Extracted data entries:
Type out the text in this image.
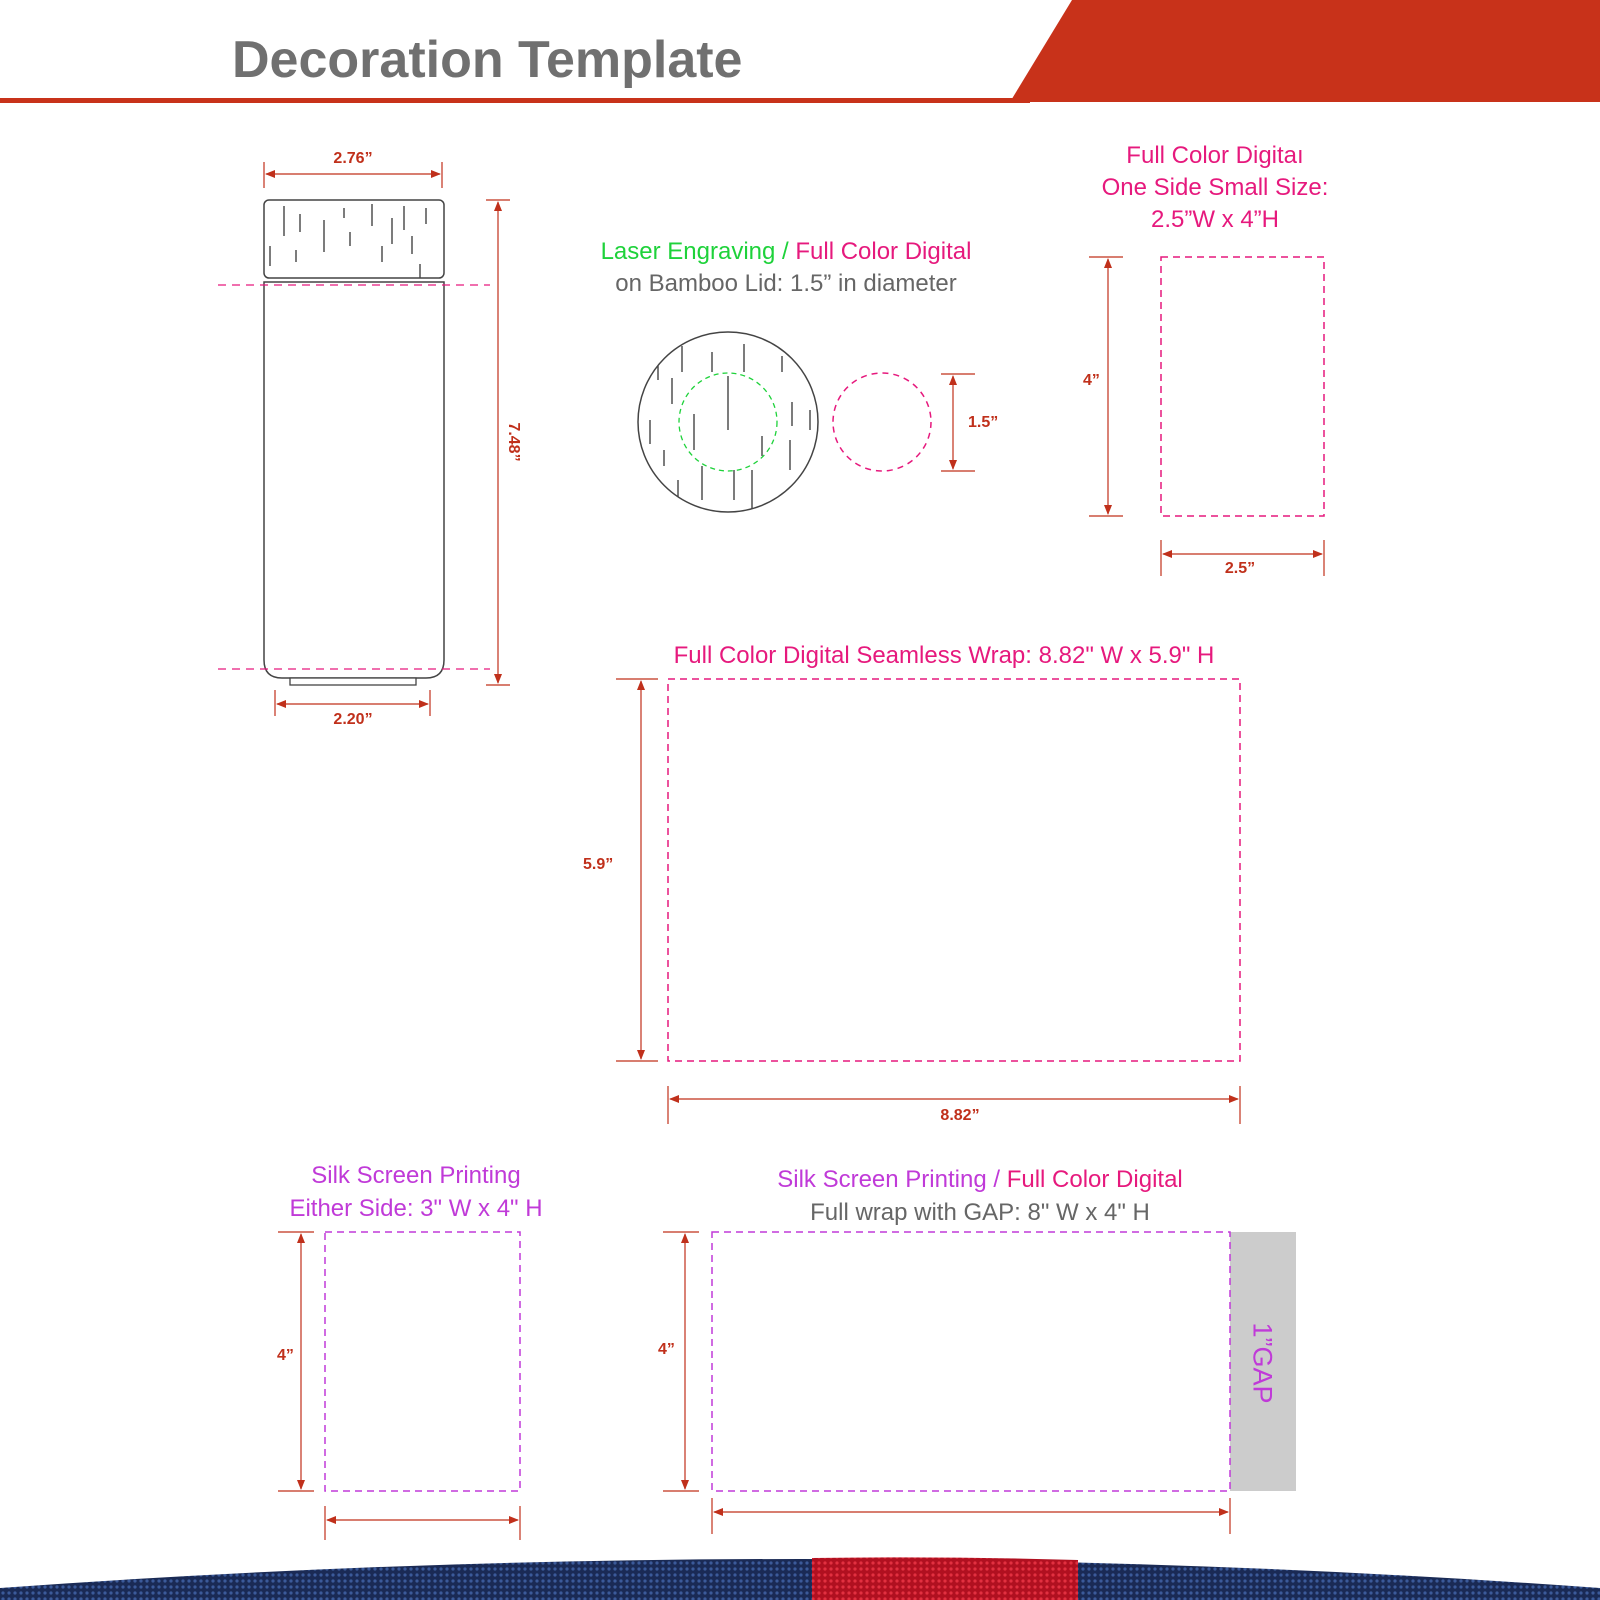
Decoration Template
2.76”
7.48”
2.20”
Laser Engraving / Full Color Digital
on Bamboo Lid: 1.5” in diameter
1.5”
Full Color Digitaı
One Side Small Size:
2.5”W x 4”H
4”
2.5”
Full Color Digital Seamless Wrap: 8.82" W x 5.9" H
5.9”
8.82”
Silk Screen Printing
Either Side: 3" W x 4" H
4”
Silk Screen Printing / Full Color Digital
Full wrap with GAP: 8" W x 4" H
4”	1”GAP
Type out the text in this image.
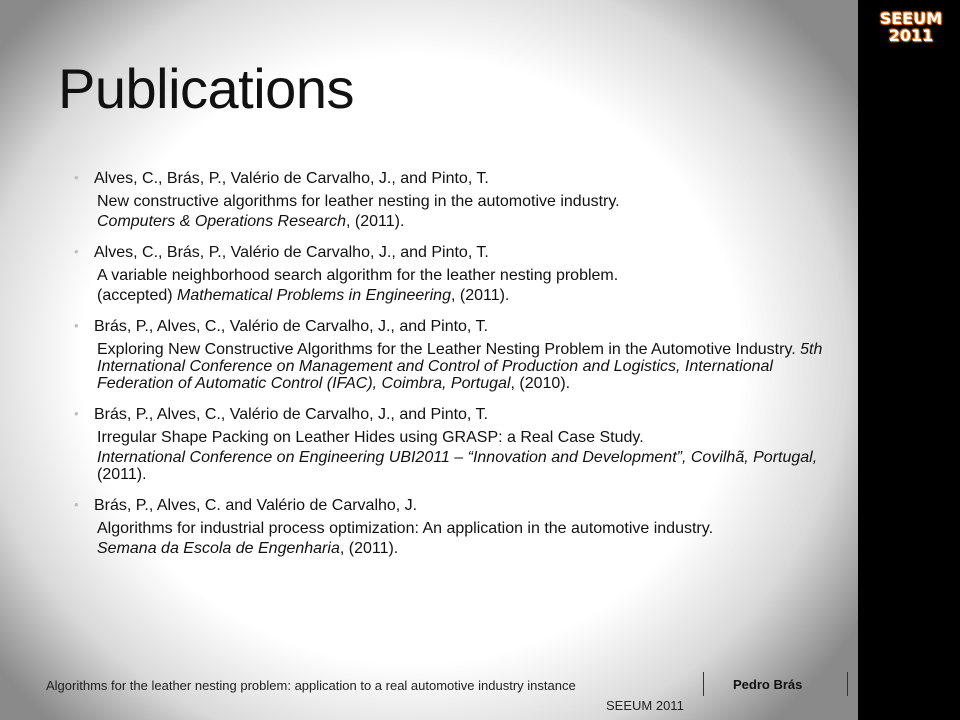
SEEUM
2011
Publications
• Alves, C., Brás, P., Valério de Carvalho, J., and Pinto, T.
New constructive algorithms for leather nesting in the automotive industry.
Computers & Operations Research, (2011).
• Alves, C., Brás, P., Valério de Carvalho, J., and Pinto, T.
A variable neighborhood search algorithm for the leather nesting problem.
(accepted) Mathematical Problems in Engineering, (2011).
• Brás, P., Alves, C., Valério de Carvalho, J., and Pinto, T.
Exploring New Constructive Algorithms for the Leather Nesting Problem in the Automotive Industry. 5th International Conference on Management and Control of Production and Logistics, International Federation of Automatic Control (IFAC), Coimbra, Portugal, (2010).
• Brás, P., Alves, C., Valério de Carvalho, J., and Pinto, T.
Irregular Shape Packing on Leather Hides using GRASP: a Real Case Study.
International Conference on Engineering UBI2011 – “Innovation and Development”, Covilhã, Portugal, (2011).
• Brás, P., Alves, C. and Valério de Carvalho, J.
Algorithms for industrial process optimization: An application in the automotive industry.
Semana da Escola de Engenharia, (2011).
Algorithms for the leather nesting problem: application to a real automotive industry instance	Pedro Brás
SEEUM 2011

EXERCISE REQUIREMENTS:
Pull every line containing "Color" from the material above.

RESULT OF THE EXERCISE:
Laser Engraving / Full Color Digital
Full Color Digitaı
Full Color Digital Seamless Wrap: 8.82" W x 5.9" H
Silk Screen Printing / Full Color Digital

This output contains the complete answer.